══ DATASET RECORDS ══

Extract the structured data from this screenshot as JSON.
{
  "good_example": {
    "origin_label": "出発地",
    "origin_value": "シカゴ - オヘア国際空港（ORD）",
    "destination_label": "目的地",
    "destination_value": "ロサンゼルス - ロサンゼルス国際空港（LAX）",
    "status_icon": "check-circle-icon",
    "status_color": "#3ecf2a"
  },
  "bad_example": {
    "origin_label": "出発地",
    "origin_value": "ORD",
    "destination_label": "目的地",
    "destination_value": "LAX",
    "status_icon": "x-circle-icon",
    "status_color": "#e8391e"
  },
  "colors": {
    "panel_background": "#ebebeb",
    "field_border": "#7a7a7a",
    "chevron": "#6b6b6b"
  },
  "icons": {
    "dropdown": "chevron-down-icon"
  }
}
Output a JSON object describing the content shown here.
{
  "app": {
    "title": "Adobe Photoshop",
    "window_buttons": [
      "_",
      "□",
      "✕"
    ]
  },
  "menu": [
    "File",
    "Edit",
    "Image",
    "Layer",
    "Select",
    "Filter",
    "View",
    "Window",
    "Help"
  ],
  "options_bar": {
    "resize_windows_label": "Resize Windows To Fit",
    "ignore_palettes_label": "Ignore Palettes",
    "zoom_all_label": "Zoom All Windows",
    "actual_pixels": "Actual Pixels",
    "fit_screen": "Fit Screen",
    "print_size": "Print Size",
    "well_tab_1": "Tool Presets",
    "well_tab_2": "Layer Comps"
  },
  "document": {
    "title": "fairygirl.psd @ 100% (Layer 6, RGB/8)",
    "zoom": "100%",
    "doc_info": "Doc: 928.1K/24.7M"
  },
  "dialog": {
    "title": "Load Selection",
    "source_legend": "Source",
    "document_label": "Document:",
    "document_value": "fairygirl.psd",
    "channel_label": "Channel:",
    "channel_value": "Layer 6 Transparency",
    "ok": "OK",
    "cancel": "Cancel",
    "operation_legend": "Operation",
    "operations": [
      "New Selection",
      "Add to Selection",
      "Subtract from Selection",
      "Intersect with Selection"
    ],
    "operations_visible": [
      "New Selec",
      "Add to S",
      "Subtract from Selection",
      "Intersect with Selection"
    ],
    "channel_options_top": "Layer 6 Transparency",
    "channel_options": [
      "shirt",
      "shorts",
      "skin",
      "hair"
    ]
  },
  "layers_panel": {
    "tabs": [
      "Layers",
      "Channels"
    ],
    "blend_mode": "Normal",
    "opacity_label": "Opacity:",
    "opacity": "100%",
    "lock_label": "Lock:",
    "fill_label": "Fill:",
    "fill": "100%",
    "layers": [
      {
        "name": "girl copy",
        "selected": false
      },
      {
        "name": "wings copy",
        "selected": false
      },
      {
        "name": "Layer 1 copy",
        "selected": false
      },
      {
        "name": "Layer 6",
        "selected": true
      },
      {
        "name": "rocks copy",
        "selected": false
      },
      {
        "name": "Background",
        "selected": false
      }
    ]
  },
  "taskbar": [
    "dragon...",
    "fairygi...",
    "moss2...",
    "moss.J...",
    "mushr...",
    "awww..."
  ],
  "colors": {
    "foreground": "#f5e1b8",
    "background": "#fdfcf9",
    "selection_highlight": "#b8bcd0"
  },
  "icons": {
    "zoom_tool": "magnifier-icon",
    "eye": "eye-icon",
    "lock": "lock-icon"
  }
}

═══

**DIRECTIONS**
Your task is to print all of the records exactly.

**RIGHT ANSWER**
Extract the structured data from this screenshot as JSON.
{
  "good_example": {
    "origin_label": "出発地",
    "origin_value": "シカゴ - オヘア国際空港（ORD）",
    "destination_label": "目的地",
    "destination_value": "ロサンゼルス - ロサンゼルス国際空港（LAX）",
    "status_icon": "check-circle-icon",
    "status_color": "#3ecf2a"
  },
  "bad_example": {
    "origin_label": "出発地",
    "origin_value": "ORD",
    "destination_label": "目的地",
    "destination_value": "LAX",
    "status_icon": "x-circle-icon",
    "status_color": "#e8391e"
  },
  "colors": {
    "panel_background": "#ebebeb",
    "field_border": "#7a7a7a",
    "chevron": "#6b6b6b"
  },
  "icons": {
    "dropdown": "chevron-down-icon"
  }
}
Output a JSON object describing the content shown here.
{
  "app": {
    "title": "Adobe Photoshop",
    "window_buttons": [
      "_",
      "□",
      "✕"
    ]
  },
  "menu": [
    "File",
    "Edit",
    "Image",
    "Layer",
    "Select",
    "Filter",
    "View",
    "Window",
    "Help"
  ],
  "options_bar": {
    "resize_windows_label": "Resize Windows To Fit",
    "ignore_palettes_label": "Ignore Palettes",
    "zoom_all_label": "Zoom All Windows",
    "actual_pixels": "Actual Pixels",
    "fit_screen": "Fit Screen",
    "print_size": "Print Size",
    "well_tab_1": "Tool Presets",
    "well_tab_2": "Layer Comps"
  },
  "document": {
    "title": "fairygirl.psd @ 100% (Layer 6, RGB/8)",
    "zoom": "100%",
    "doc_info": "Doc: 928.1K/24.7M"
  },
  "dialog": {
    "title": "Load Selection",
    "source_legend": "Source",
    "document_label": "Document:",
    "document_value": "fairygirl.psd",
    "channel_label": "Channel:",
    "channel_value": "Layer 6 Transparency",
    "ok": "OK",
    "cancel": "Cancel",
    "operation_legend": "Operation",
    "operations": [
      "New Selection",
      "Add to Selection",
      "Subtract from Selection",
      "Intersect with Selection"
    ],
    "operations_visible": [
      "New Selec",
      "Add to S",
      "Subtract from Selection",
      "Intersect with Selection"
    ],
    "channel_options_top": "Layer 6 Transparency",
    "channel_options": [
      "shirt",
      "shorts",
      "skin",
      "hair"
    ]
  },
  "layers_panel": {
    "tabs": [
      "Layers",
      "Channels"
    ],
    "blend_mode": "Normal",
    "opacity_label": "Opacity:",
    "opacity": "100%",
    "lock_label": "Lock:",
    "fill_label": "Fill:",
    "fill": "100%",
    "layers": [
      {
        "name": "girl copy",
        "selected": false
      },
      {
        "name": "wings copy",
        "selected": false
      },
      {
        "name": "Layer 1 copy",
        "selected": false
      },
      {
        "name": "Layer 6",
        "selected": true
      },
      {
        "name": "rocks copy",
        "selected": false
      },
      {
        "name": "Background",
        "selected": false
      }
    ]
  },
  "taskbar": [
    "dragon...",
    "fairygi...",
    "moss2...",
    "moss.J...",
    "mushr...",
    "awww..."
  ],
  "colors": {
    "foreground": "#f5e1b8",
    "background": "#fdfcf9",
    "selection_highlight": "#b8bcd0"
  },
  "icons": {
    "zoom_tool": "magnifier-icon",
    "eye": "eye-icon",
    "lock": "lock-icon"
  }
}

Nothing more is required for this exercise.